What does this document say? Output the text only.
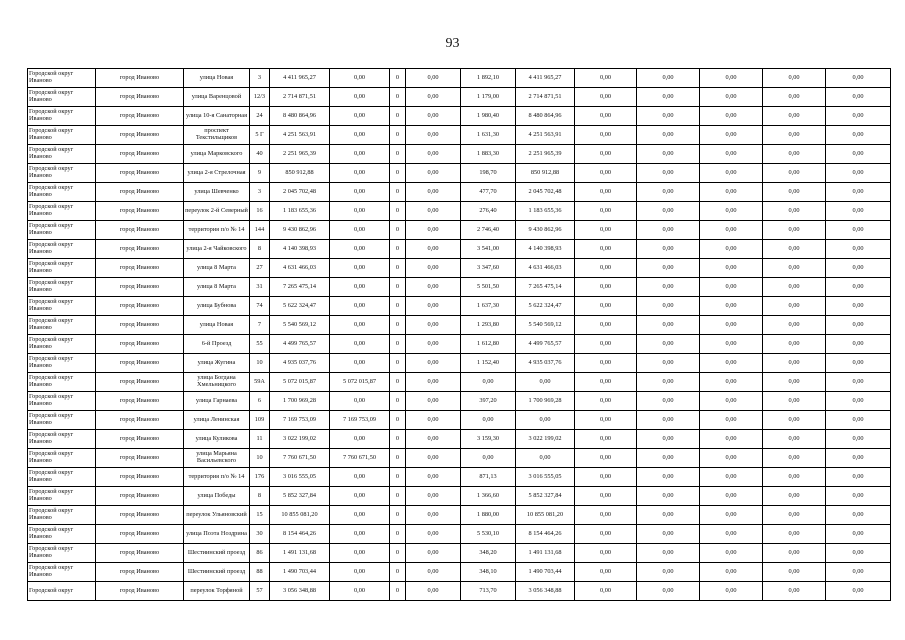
93
Городской округ Иваново	город Иваново	улица Новая	3	4 411 965,27	0,00	0	0,00	1 892,10	4 411 965,27	0,00	0,00	0,00	0,00	0,00
Городской округ Иваново	город Иваново	улица Варенцовой	12/3	2 714 871,51	0,00	0	0,00	1 179,00	2 714 871,51	0,00	0,00	0,00	0,00	0,00
Городской округ Иваново	город Иваново	улица 10-я Санаторная	24	8 480 864,96	0,00	0	0,00	1 980,40	8 480 864,96	0,00	0,00	0,00	0,00	0,00
Городской округ Иваново	город Иваново	проспект Текстильщиков	5 Г	4 251 563,91	0,00	0	0,00	1 631,30	4 251 563,91	0,00	0,00	0,00	0,00	0,00
Городской округ Иваново	город Иваново	улица Марковского	40	2 251 965,39	0,00	0	0,00	1 883,30	2 251 965,39	0,00	0,00	0,00	0,00	0,00
Городской округ Иваново	город Иваново	улица 2-я Стрелочная	9	850 912,88	0,00	0	0,00	198,70	850 912,88	0,00	0,00	0,00	0,00	0,00
Городской округ Иваново	город Иваново	улица Шевченко	3	2 045 702,48	0,00	0	0,00	477,70	2 045 702,48	0,00	0,00	0,00	0,00	0,00
Городской округ Иваново	город Иваново	переулок 2-й Северный	16	1 183 655,36	0,00	0	0,00	276,40	1 183 655,36	0,00	0,00	0,00	0,00	0,00
Городской округ Иваново	город Иваново	территория п/о № 14	144	9 430 862,96	0,00	0	0,00	2 746,40	9 430 862,96	0,00	0,00	0,00	0,00	0,00
Городской округ Иваново	город Иваново	улица 2-я Чайковского	8	4 140 398,93	0,00	0	0,00	3 541,00	4 140 398,93	0,00	0,00	0,00	0,00	0,00
Городской округ Иваново	город Иваново	улица 8 Марта	27	4 631 466,03	0,00	0	0,00	3 347,60	4 631 466,03	0,00	0,00	0,00	0,00	0,00
Городской округ Иваново	город Иваново	улица 8 Марта	31	7 265 475,14	0,00	0	0,00	5 501,50	7 265 475,14	0,00	0,00	0,00	0,00	0,00
Городской округ Иваново	город Иваново	улица Бубнова	74	5 622 324,47	0,00	0	0,00	1 637,30	5 622 324,47	0,00	0,00	0,00	0,00	0,00
Городской округ Иваново	город Иваново	улица Новая	7	5 540 569,12	0,00	0	0,00	1 293,80	5 540 569,12	0,00	0,00	0,00	0,00	0,00
Городской округ Иваново	город Иваново	6-й Проезд	55	4 499 765,57	0,00	0	0,00	1 612,80	4 499 765,57	0,00	0,00	0,00	0,00	0,00
Городской округ Иваново	город Иваново	улица Жугина	10	4 935 037,76	0,00	0	0,00	1 152,40	4 935 037,76	0,00	0,00	0,00	0,00	0,00
Городской округ Иваново	город Иваново	улица Богдана Хмельницкого	59А	5 072 015,87	5 072 015,87	0	0,00	0,00	0,00	0,00	0,00	0,00	0,00	0,00
Городской округ Иваново	город Иваново	улица Гарнаева	6	1 700 969,28	0,00	0	0,00	397,20	1 700 969,28	0,00	0,00	0,00	0,00	0,00
Городской округ Иваново	город Иваново	улица Ленинская	109	7 169 753,09	7 169 753,09	0	0,00	0,00	0,00	0,00	0,00	0,00	0,00	0,00
Городской округ Иваново	город Иваново	улица Куликова	11	3 022 199,02	0,00	0	0,00	3 159,30	3 022 199,02	0,00	0,00	0,00	0,00	0,00
Городской округ Иваново	город Иваново	улица Марьяна Васильевского	10	7 760 671,50	7 760 671,50	0	0,00	0,00	0,00	0,00	0,00	0,00	0,00	0,00
Городской округ Иваново	город Иваново	территория п/о № 14	176	3 016 555,05	0,00	0	0,00	871,13	3 016 555,05	0,00	0,00	0,00	0,00	0,00
Городской округ Иваново	город Иваново	улица Победы	8	5 852 327,84	0,00	0	0,00	1 366,60	5 852 327,84	0,00	0,00	0,00	0,00	0,00
Городской округ Иваново	город Иваново	переулок Ульяновский	15	10 855 081,20	0,00	0	0,00	1 880,00	10 855 081,20	0,00	0,00	0,00	0,00	0,00
Городской округ Иваново	город Иваново	улица Поэта Ноздрина	30	8 154 464,26	0,00	0	0,00	5 530,10	8 154 464,26	0,00	0,00	0,00	0,00	0,00
Городской округ Иваново	город Иваново	Шестиинский проезд	86	1 491 131,68	0,00	0	0,00	348,20	1 491 131,68	0,00	0,00	0,00	0,00	0,00
Городской округ Иваново	город Иваново	Шестиинский проезд	88	1 490 703,44	0,00	0	0,00	348,10	1 490 703,44	0,00	0,00	0,00	0,00	0,00
Городской округ	город Иваново	переулок Торфяной	57	3 056 348,88	0,00	0	0,00	713,70	3 056 348,88	0,00	0,00	0,00	0,00	0,00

______

## TASK
Only the number is required: the count of lines containing the word "территория".

## ANSWER TO THE PROBLEM
2